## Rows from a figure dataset
******

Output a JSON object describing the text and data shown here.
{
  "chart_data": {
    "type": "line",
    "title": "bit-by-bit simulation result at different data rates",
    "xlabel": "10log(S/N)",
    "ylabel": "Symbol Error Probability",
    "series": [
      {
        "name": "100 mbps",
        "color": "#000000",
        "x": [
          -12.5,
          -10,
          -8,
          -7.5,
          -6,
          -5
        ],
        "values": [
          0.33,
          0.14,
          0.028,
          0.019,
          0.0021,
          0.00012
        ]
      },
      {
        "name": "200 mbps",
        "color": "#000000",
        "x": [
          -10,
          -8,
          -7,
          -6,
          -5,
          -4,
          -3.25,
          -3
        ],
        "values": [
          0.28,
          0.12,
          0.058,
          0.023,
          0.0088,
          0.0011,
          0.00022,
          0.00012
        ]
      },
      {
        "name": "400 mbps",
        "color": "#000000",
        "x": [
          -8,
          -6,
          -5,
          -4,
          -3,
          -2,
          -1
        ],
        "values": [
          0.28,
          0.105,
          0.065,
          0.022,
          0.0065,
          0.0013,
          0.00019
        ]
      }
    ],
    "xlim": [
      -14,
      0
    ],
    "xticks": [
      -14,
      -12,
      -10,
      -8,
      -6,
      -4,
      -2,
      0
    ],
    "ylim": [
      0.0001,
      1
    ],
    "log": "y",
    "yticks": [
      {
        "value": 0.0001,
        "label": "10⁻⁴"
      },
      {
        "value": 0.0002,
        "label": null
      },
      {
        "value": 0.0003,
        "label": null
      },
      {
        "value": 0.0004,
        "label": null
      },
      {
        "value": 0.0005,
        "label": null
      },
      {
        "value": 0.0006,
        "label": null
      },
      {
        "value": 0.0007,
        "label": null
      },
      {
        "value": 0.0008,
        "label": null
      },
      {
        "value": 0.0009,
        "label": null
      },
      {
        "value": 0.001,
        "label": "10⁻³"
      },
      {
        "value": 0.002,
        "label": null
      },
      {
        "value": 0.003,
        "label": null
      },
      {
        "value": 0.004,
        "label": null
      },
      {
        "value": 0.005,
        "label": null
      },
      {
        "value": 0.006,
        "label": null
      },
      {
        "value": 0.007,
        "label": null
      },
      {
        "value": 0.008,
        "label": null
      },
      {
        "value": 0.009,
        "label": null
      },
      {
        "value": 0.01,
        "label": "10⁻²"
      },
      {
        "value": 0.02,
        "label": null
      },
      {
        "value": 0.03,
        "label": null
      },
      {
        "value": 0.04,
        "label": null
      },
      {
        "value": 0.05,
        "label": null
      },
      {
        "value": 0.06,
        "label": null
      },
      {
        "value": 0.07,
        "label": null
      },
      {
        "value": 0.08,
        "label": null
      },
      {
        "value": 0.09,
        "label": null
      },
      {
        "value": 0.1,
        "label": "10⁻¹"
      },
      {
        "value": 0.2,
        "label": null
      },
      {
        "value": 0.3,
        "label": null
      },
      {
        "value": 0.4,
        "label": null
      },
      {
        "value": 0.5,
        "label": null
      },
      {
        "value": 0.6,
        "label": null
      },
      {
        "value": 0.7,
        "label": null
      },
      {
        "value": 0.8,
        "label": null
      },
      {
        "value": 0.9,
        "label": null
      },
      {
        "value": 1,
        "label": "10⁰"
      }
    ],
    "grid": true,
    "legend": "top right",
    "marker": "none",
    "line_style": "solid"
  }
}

******

## SET EXERCISE
Write the data back out verbatim.

## WORKED SOLUTION
Output a JSON object describing the text and data shown here.
{
  "chart_data": {
    "type": "line",
    "title": "bit-by-bit simulation result at different data rates",
    "xlabel": "10log(S/N)",
    "ylabel": "Symbol Error Probability",
    "series": [
      {
        "name": "100 mbps",
        "color": "#000000",
        "x": [
          -12.5,
          -10,
          -8,
          -7.5,
          -6,
          -5
        ],
        "values": [
          0.33,
          0.14,
          0.028,
          0.019,
          0.0021,
          0.00012
        ]
      },
      {
        "name": "200 mbps",
        "color": "#000000",
        "x": [
          -10,
          -8,
          -7,
          -6,
          -5,
          -4,
          -3.25,
          -3
        ],
        "values": [
          0.28,
          0.12,
          0.058,
          0.023,
          0.0088,
          0.0011,
          0.00022,
          0.00012
        ]
      },
      {
        "name": "400 mbps",
        "color": "#000000",
        "x": [
          -8,
          -6,
          -5,
          -4,
          -3,
          -2,
          -1
        ],
        "values": [
          0.28,
          0.105,
          0.065,
          0.022,
          0.0065,
          0.0013,
          0.00019
        ]
      }
    ],
    "xlim": [
      -14,
      0
    ],
    "xticks": [
      -14,
      -12,
      -10,
      -8,
      -6,
      -4,
      -2,
      0
    ],
    "ylim": [
      0.0001,
      1
    ],
    "log": "y",
    "yticks": [
      {
        "value": 0.0001,
        "label": "10⁻⁴"
      },
      {
        "value": 0.0002,
        "label": null
      },
      {
        "value": 0.0003,
        "label": null
      },
      {
        "value": 0.0004,
        "label": null
      },
      {
        "value": 0.0005,
        "label": null
      },
      {
        "value": 0.0006,
        "label": null
      },
      {
        "value": 0.0007,
        "label": null
      },
      {
        "value": 0.0008,
        "label": null
      },
      {
        "value": 0.0009,
        "label": null
      },
      {
        "value": 0.001,
        "label": "10⁻³"
      },
      {
        "value": 0.002,
        "label": null
      },
      {
        "value": 0.003,
        "label": null
      },
      {
        "value": 0.004,
        "label": null
      },
      {
        "value": 0.005,
        "label": null
      },
      {
        "value": 0.006,
        "label": null
      },
      {
        "value": 0.007,
        "label": null
      },
      {
        "value": 0.008,
        "label": null
      },
      {
        "value": 0.009,
        "label": null
      },
      {
        "value": 0.01,
        "label": "10⁻²"
      },
      {
        "value": 0.02,
        "label": null
      },
      {
        "value": 0.03,
        "label": null
      },
      {
        "value": 0.04,
        "label": null
      },
      {
        "value": 0.05,
        "label": null
      },
      {
        "value": 0.06,
        "label": null
      },
      {
        "value": 0.07,
        "label": null
      },
      {
        "value": 0.08,
        "label": null
      },
      {
        "value": 0.09,
        "label": null
      },
      {
        "value": 0.1,
        "label": "10⁻¹"
      },
      {
        "value": 0.2,
        "label": null
      },
      {
        "value": 0.3,
        "label": null
      },
      {
        "value": 0.4,
        "label": null
      },
      {
        "value": 0.5,
        "label": null
      },
      {
        "value": 0.6,
        "label": null
      },
      {
        "value": 0.7,
        "label": null
      },
      {
        "value": 0.8,
        "label": null
      },
      {
        "value": 0.9,
        "label": null
      },
      {
        "value": 1,
        "label": "10⁰"
      }
    ],
    "grid": true,
    "legend": "top right",
    "marker": "none",
    "line_style": "solid"
  }
}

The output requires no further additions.